* **Requirement**
The whole listing, apart from its images, should be restated word for word.

[Start of section]

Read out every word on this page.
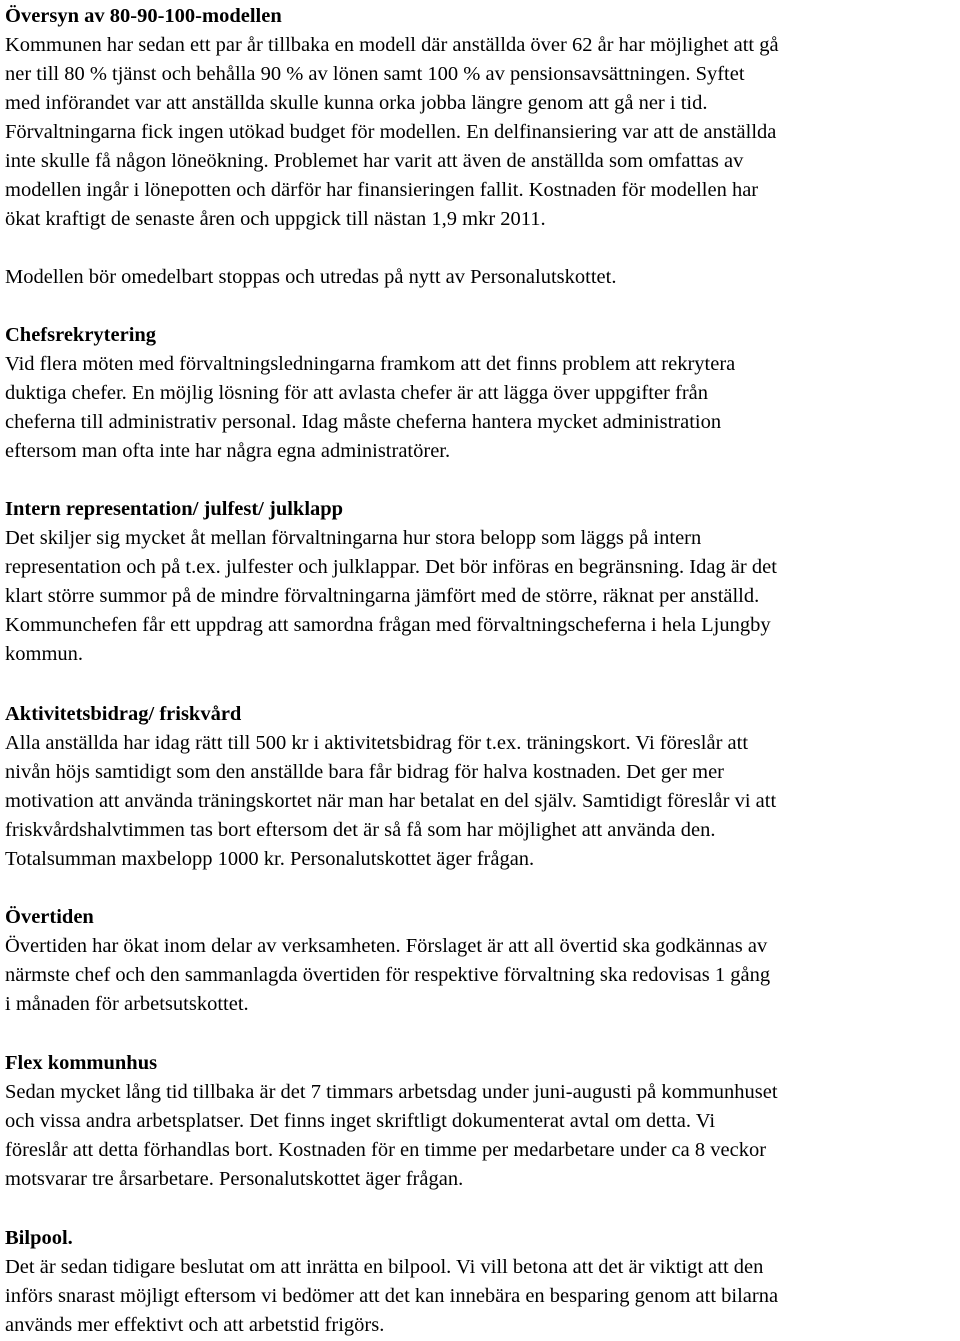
Översyn av 80-90-100-modellen

Kommunen har sedan ett par år tillbaka en modell där anställda över 62 år har möjlighet att gå

ner till 80 % tjänst och behålla 90 % av lönen samt 100 % av pensionsavsättningen. Syftet

med införandet var att anställda skulle kunna orka jobba längre genom att gå ner i tid.

Förvaltningarna fick ingen utökad budget för modellen. En delfinansiering var att de anställda

inte skulle få någon löneökning. Problemet har varit att även de anställda som omfattas av

modellen ingår i lönepotten och därför har finansieringen fallit. Kostnaden för modellen har

ökat kraftigt de senaste åren och uppgick till nästan 1,9 mkr 2011.

Modellen bör omedelbart stoppas och utredas på nytt av Personalutskottet.

Chefsrekrytering

Vid flera möten med förvaltningsledningarna framkom att det finns problem att rekrytera

duktiga chefer. En möjlig lösning för att avlasta chefer är att lägga över uppgifter från

cheferna till administrativ personal. Idag måste cheferna hantera mycket administration

eftersom man ofta inte har några egna administratörer.

Intern representation/ julfest/ julklapp

Det skiljer sig mycket åt mellan förvaltningarna hur stora belopp som läggs på intern

representation och på t.ex. julfester och julklappar. Det bör införas en begränsning. Idag är det

klart större summor på de mindre förvaltningarna jämfört med de större, räknat per anställd.

Kommunchefen får ett uppdrag att samordna frågan med förvaltningscheferna i hela Ljungby

kommun.

Aktivitetsbidrag/ friskvård

Alla anställda har idag rätt till 500 kr i aktivitetsbidrag för t.ex. träningskort. Vi föreslår att

nivån höjs samtidigt som den anställde bara får bidrag för halva kostnaden. Det ger mer

motivation att använda träningskortet när man har betalat en del själv. Samtidigt föreslår vi att

friskvårdshalvtimmen tas bort eftersom det är så få som har möjlighet att använda den.

Totalsumman maxbelopp 1000 kr. Personalutskottet äger frågan.

Övertiden

Övertiden har ökat inom delar av verksamheten. Förslaget är att all övertid ska godkännas av

närmste chef och den sammanlagda övertiden för respektive förvaltning ska redovisas 1 gång

i månaden för arbetsutskottet.

Flex kommunhus

Sedan mycket lång tid tillbaka är det 7 timmars arbetsdag under juni-augusti på kommunhuset

och vissa andra arbetsplatser. Det finns inget skriftligt dokumenterat avtal om detta. Vi

föreslår att detta förhandlas bort. Kostnaden för en timme per medarbetare under ca 8 veckor

motsvarar tre årsarbetare. Personalutskottet äger frågan.

Bilpool.

Det är sedan tidigare beslutat om att inrätta en bilpool. Vi vill betona att det är viktigt att den

införs snarast möjligt eftersom vi bedömer att det kan innebära en besparing genom att bilarna

används mer effektivt och att arbetstid frigörs.
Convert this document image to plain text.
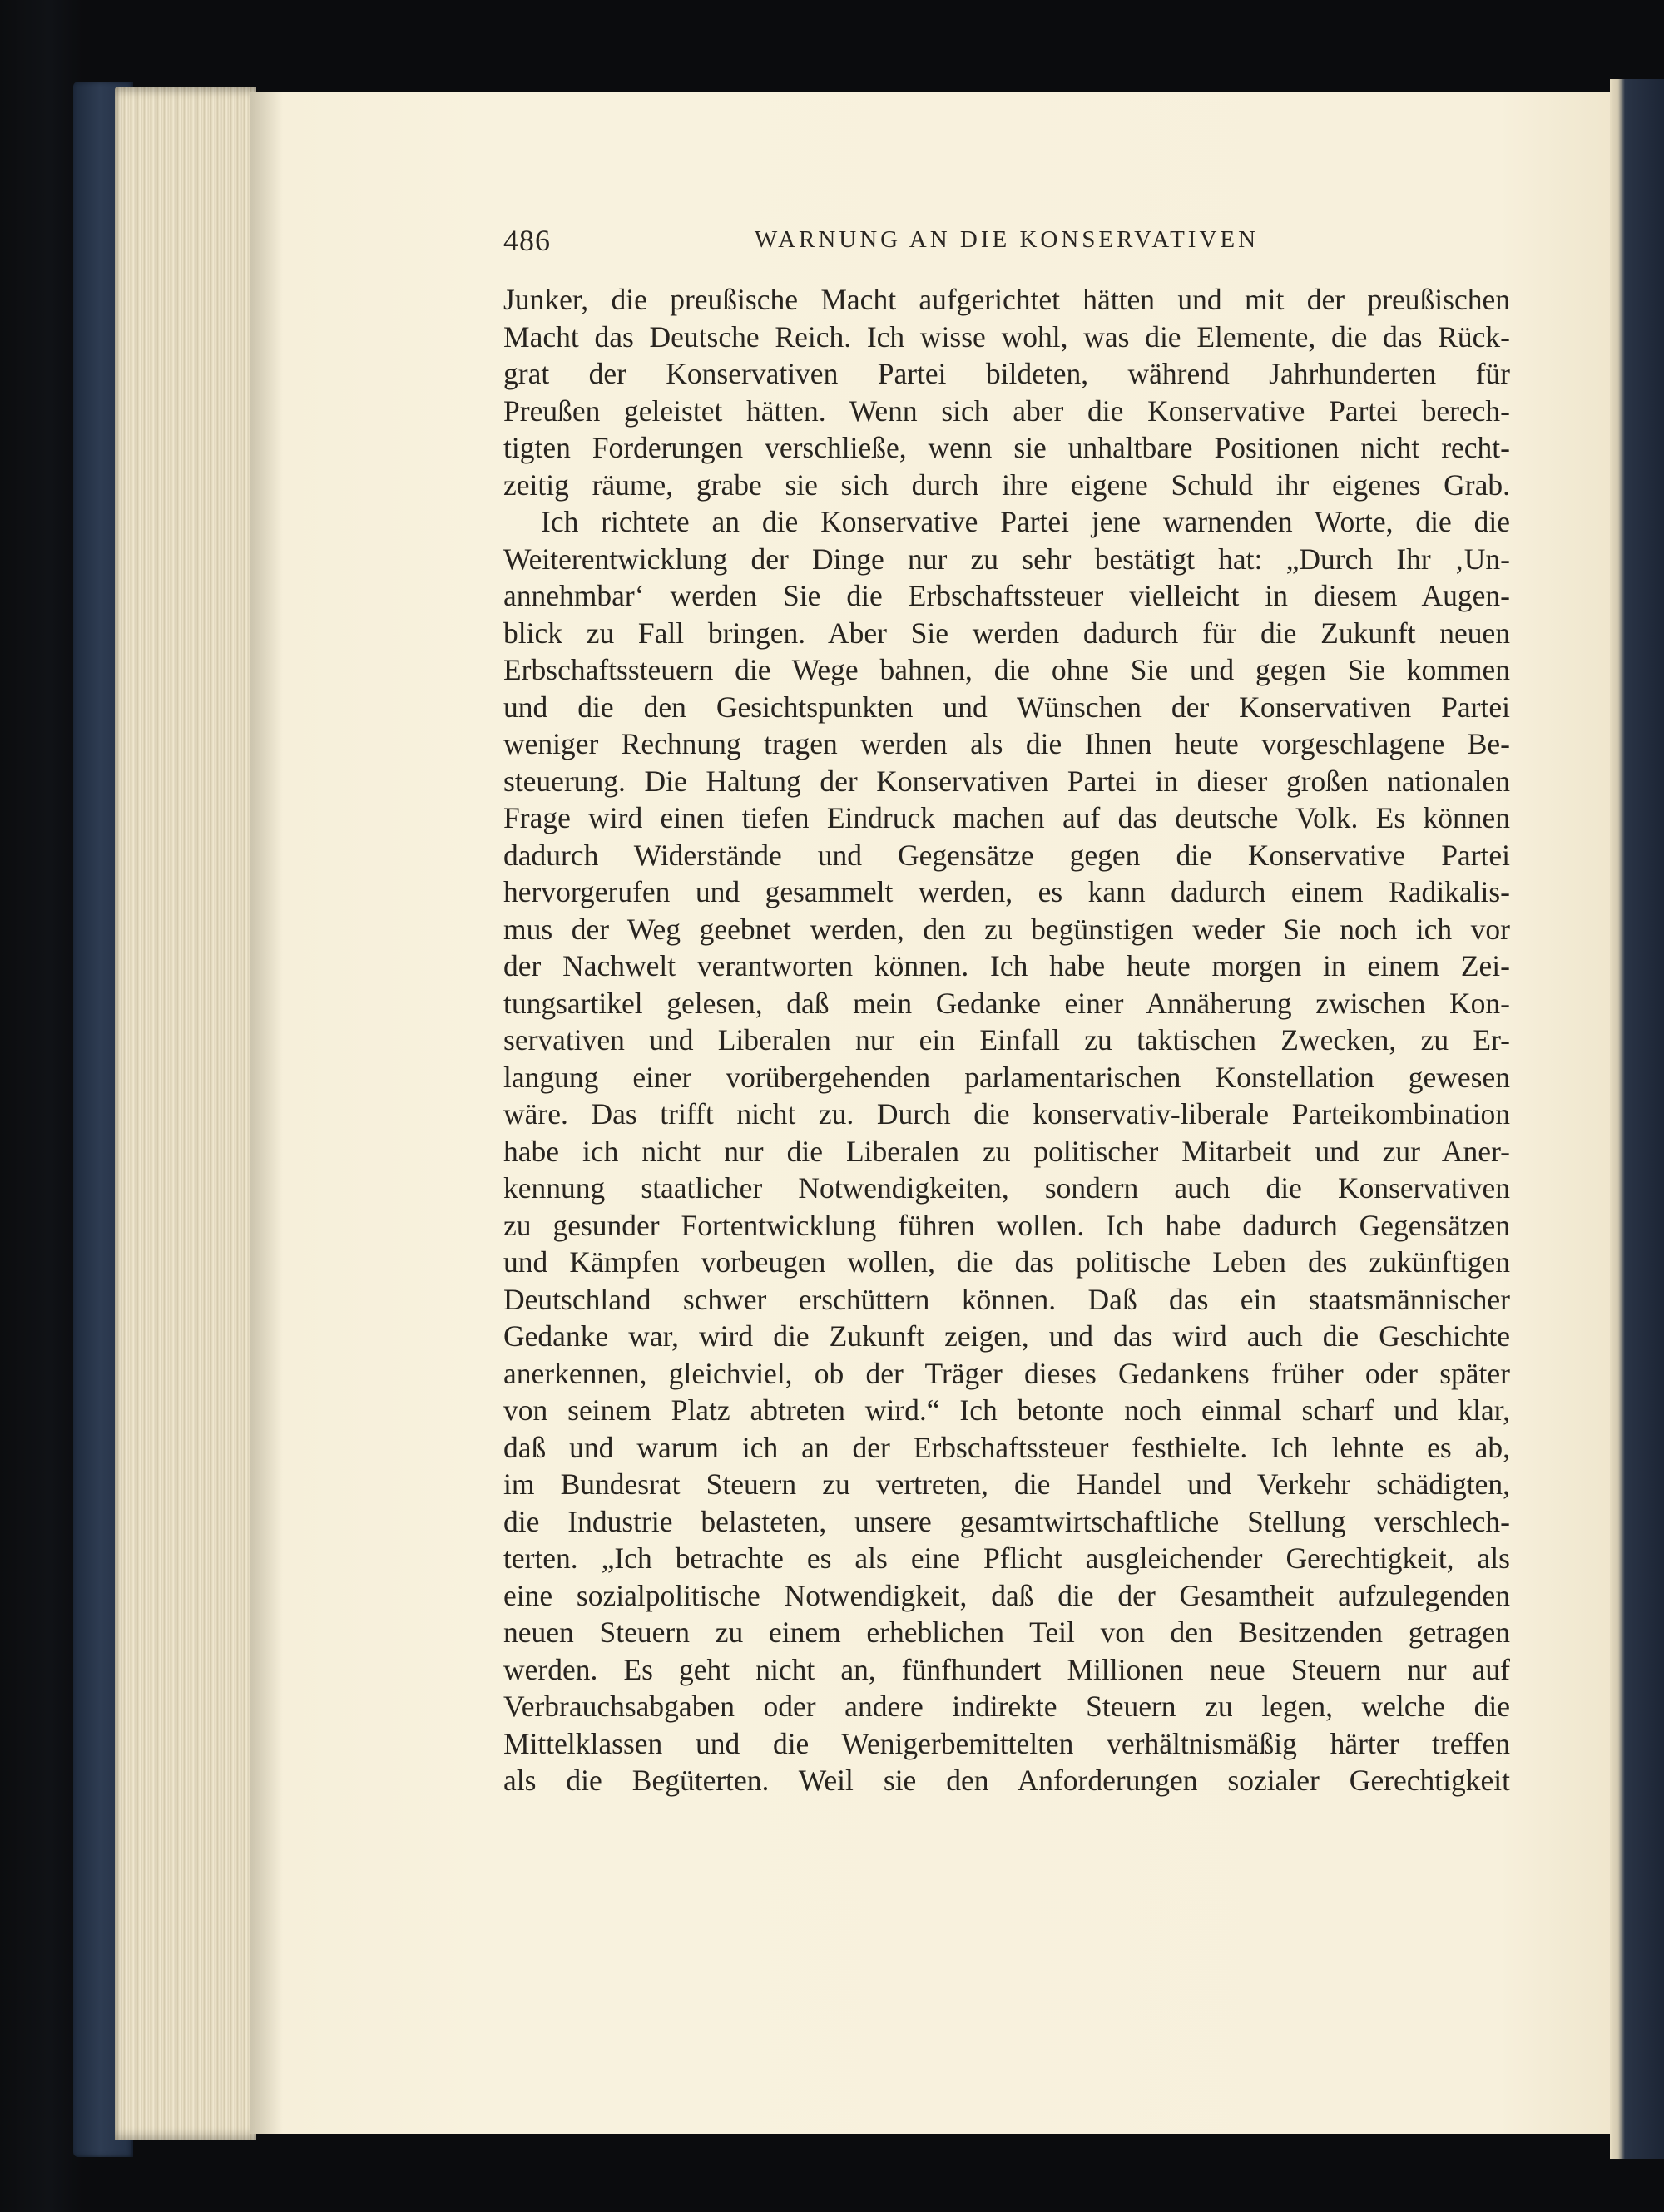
486	WARNUNG AN DIE KONSERVATIVEN
Junker, die preußische Macht aufgerichtet hätten und mit der preußischen
Macht das Deutsche Reich. Ich wisse wohl, was die Elemente, die das Rück-
grat der Konservativen Partei bildeten, während Jahrhunderten für
Preußen geleistet hätten. Wenn sich aber die Konservative Partei berech-
tigten Forderungen verschließe, wenn sie unhaltbare Positionen nicht recht-
zeitig räume, grabe sie sich durch ihre eigene Schuld ihr eigenes Grab.
Ich richtete an die Konservative Partei jene warnenden Worte, die die
Weiterentwicklung der Dinge nur zu sehr bestätigt hat: „Durch Ihr ‚Un-
annehmbar‘ werden Sie die Erbschaftssteuer vielleicht in diesem Augen-
blick zu Fall bringen. Aber Sie werden dadurch für die Zukunft neuen
Erbschaftssteuern die Wege bahnen, die ohne Sie und gegen Sie kommen
und die den Gesichtspunkten und Wünschen der Konservativen Partei
weniger Rechnung tragen werden als die Ihnen heute vorgeschlagene Be-
steuerung. Die Haltung der Konservativen Partei in dieser großen nationalen
Frage wird einen tiefen Eindruck machen auf das deutsche Volk. Es können
dadurch Widerstände und Gegensätze gegen die Konservative Partei
hervorgerufen und gesammelt werden, es kann dadurch einem Radikalis-
mus der Weg geebnet werden, den zu begünstigen weder Sie noch ich vor
der Nachwelt verantworten können. Ich habe heute morgen in einem Zei-
tungsartikel gelesen, daß mein Gedanke einer Annäherung zwischen Kon-
servativen und Liberalen nur ein Einfall zu taktischen Zwecken, zu Er-
langung einer vorübergehenden parlamentarischen Konstellation gewesen
wäre. Das trifft nicht zu. Durch die konservativ-liberale Parteikombination
habe ich nicht nur die Liberalen zu politischer Mitarbeit und zur Aner-
kennung staatlicher Notwendigkeiten, sondern auch die Konservativen
zu gesunder Fortentwicklung führen wollen. Ich habe dadurch Gegensätzen
und Kämpfen vorbeugen wollen, die das politische Leben des zukünftigen
Deutschland schwer erschüttern können. Daß das ein staatsmännischer
Gedanke war, wird die Zukunft zeigen, und das wird auch die Geschichte
anerkennen, gleichviel, ob der Träger dieses Gedankens früher oder später
von seinem Platz abtreten wird.“ Ich betonte noch einmal scharf und klar,
daß und warum ich an der Erbschaftssteuer festhielte. Ich lehnte es ab,
im Bundesrat Steuern zu vertreten, die Handel und Verkehr schädigten,
die Industrie belasteten, unsere gesamtwirtschaftliche Stellung verschlech-
terten. „Ich betrachte es als eine Pflicht ausgleichender Gerechtigkeit, als
eine sozialpolitische Notwendigkeit, daß die der Gesamtheit aufzulegenden
neuen Steuern zu einem erheblichen Teil von den Besitzenden getragen
werden. Es geht nicht an, fünfhundert Millionen neue Steuern nur auf
Verbrauchsabgaben oder andere indirekte Steuern zu legen, welche die
Mittelklassen und die Wenigerbemittelten verhältnismäßig härter treffen
als die Begüterten. Weil sie den Anforderungen sozialer Gerechtigkeit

[End of section]

* **Solution to this task**
Read out every word on this page.
Översyn av 80-90-100-modellen

Kommunen har sedan ett par år tillbaka en modell där anställda över 62 år har möjlighet att gå

ner till 80 % tjänst och behålla 90 % av lönen samt 100 % av pensionsavsättningen. Syftet

med införandet var att anställda skulle kunna orka jobba längre genom att gå ner i tid.

Förvaltningarna fick ingen utökad budget för modellen. En delfinansiering var att de anställda

inte skulle få någon löneökning. Problemet har varit att även de anställda som omfattas av

modellen ingår i lönepotten och därför har finansieringen fallit. Kostnaden för modellen har

ökat kraftigt de senaste åren och uppgick till nästan 1,9 mkr 2011.

Modellen bör omedelbart stoppas och utredas på nytt av Personalutskottet.

Chefsrekrytering

Vid flera möten med förvaltningsledningarna framkom att det finns problem att rekrytera

duktiga chefer. En möjlig lösning för att avlasta chefer är att lägga över uppgifter från

cheferna till administrativ personal. Idag måste cheferna hantera mycket administration

eftersom man ofta inte har några egna administratörer.

Intern representation/ julfest/ julklapp

Det skiljer sig mycket åt mellan förvaltningarna hur stora belopp som läggs på intern

representation och på t.ex. julfester och julklappar. Det bör införas en begränsning. Idag är det

klart större summor på de mindre förvaltningarna jämfört med de större, räknat per anställd.

Kommunchefen får ett uppdrag att samordna frågan med förvaltningscheferna i hela Ljungby

kommun.

Aktivitetsbidrag/ friskvård

Alla anställda har idag rätt till 500 kr i aktivitetsbidrag för t.ex. träningskort. Vi föreslår att

nivån höjs samtidigt som den anställde bara får bidrag för halva kostnaden. Det ger mer

motivation att använda träningskortet när man har betalat en del själv. Samtidigt föreslår vi att

friskvårdshalvtimmen tas bort eftersom det är så få som har möjlighet att använda den.

Totalsumman maxbelopp 1000 kr. Personalutskottet äger frågan.

Övertiden

Övertiden har ökat inom delar av verksamheten. Förslaget är att all övertid ska godkännas av

närmste chef och den sammanlagda övertiden för respektive förvaltning ska redovisas 1 gång

i månaden för arbetsutskottet.

Flex kommunhus

Sedan mycket lång tid tillbaka är det 7 timmars arbetsdag under juni-augusti på kommunhuset

och vissa andra arbetsplatser. Det finns inget skriftligt dokumenterat avtal om detta. Vi

föreslår att detta förhandlas bort. Kostnaden för en timme per medarbetare under ca 8 veckor

motsvarar tre årsarbetare. Personalutskottet äger frågan.

Bilpool.

Det är sedan tidigare beslutat om att inrätta en bilpool. Vi vill betona att det är viktigt att den

införs snarast möjligt eftersom vi bedömer att det kan innebära en besparing genom att bilarna

används mer effektivt och att arbetstid frigörs.
Convert this document image to plain text.
486	WARNUNG AN DIE KONSERVATIVEN
Junker, die preußische Macht aufgerichtet hätten und mit der preußischen
Macht das Deutsche Reich. Ich wisse wohl, was die Elemente, die das Rück-
grat der Konservativen Partei bildeten, während Jahrhunderten für
Preußen geleistet hätten. Wenn sich aber die Konservative Partei berech-
tigten Forderungen verschließe, wenn sie unhaltbare Positionen nicht recht-
zeitig räume, grabe sie sich durch ihre eigene Schuld ihr eigenes Grab.
Ich richtete an die Konservative Partei jene warnenden Worte, die die
Weiterentwicklung der Dinge nur zu sehr bestätigt hat: „Durch Ihr ‚Un-
annehmbar‘ werden Sie die Erbschaftssteuer vielleicht in diesem Augen-
blick zu Fall bringen. Aber Sie werden dadurch für die Zukunft neuen
Erbschaftssteuern die Wege bahnen, die ohne Sie und gegen Sie kommen
und die den Gesichtspunkten und Wünschen der Konservativen Partei
weniger Rechnung tragen werden als die Ihnen heute vorgeschlagene Be-
steuerung. Die Haltung der Konservativen Partei in dieser großen nationalen
Frage wird einen tiefen Eindruck machen auf das deutsche Volk. Es können
dadurch Widerstände und Gegensätze gegen die Konservative Partei
hervorgerufen und gesammelt werden, es kann dadurch einem Radikalis-
mus der Weg geebnet werden, den zu begünstigen weder Sie noch ich vor
der Nachwelt verantworten können. Ich habe heute morgen in einem Zei-
tungsartikel gelesen, daß mein Gedanke einer Annäherung zwischen Kon-
servativen und Liberalen nur ein Einfall zu taktischen Zwecken, zu Er-
langung einer vorübergehenden parlamentarischen Konstellation gewesen
wäre. Das trifft nicht zu. Durch die konservativ-liberale Parteikombination
habe ich nicht nur die Liberalen zu politischer Mitarbeit und zur Aner-
kennung staatlicher Notwendigkeiten, sondern auch die Konservativen
zu gesunder Fortentwicklung führen wollen. Ich habe dadurch Gegensätzen
und Kämpfen vorbeugen wollen, die das politische Leben des zukünftigen
Deutschland schwer erschüttern können. Daß das ein staatsmännischer
Gedanke war, wird die Zukunft zeigen, und das wird auch die Geschichte
anerkennen, gleichviel, ob der Träger dieses Gedankens früher oder später
von seinem Platz abtreten wird.“ Ich betonte noch einmal scharf und klar,
daß und warum ich an der Erbschaftssteuer festhielte. Ich lehnte es ab,
im Bundesrat Steuern zu vertreten, die Handel und Verkehr schädigten,
die Industrie belasteten, unsere gesamtwirtschaftliche Stellung verschlech-
terten. „Ich betrachte es als eine Pflicht ausgleichender Gerechtigkeit, als
eine sozialpolitische Notwendigkeit, daß die der Gesamtheit aufzulegenden
neuen Steuern zu einem erheblichen Teil von den Besitzenden getragen
werden. Es geht nicht an, fünfhundert Millionen neue Steuern nur auf
Verbrauchsabgaben oder andere indirekte Steuern zu legen, welche die
Mittelklassen und die Wenigerbemittelten verhältnismäßig härter treffen
als die Begüterten. Weil sie den Anforderungen sozialer Gerechtigkeit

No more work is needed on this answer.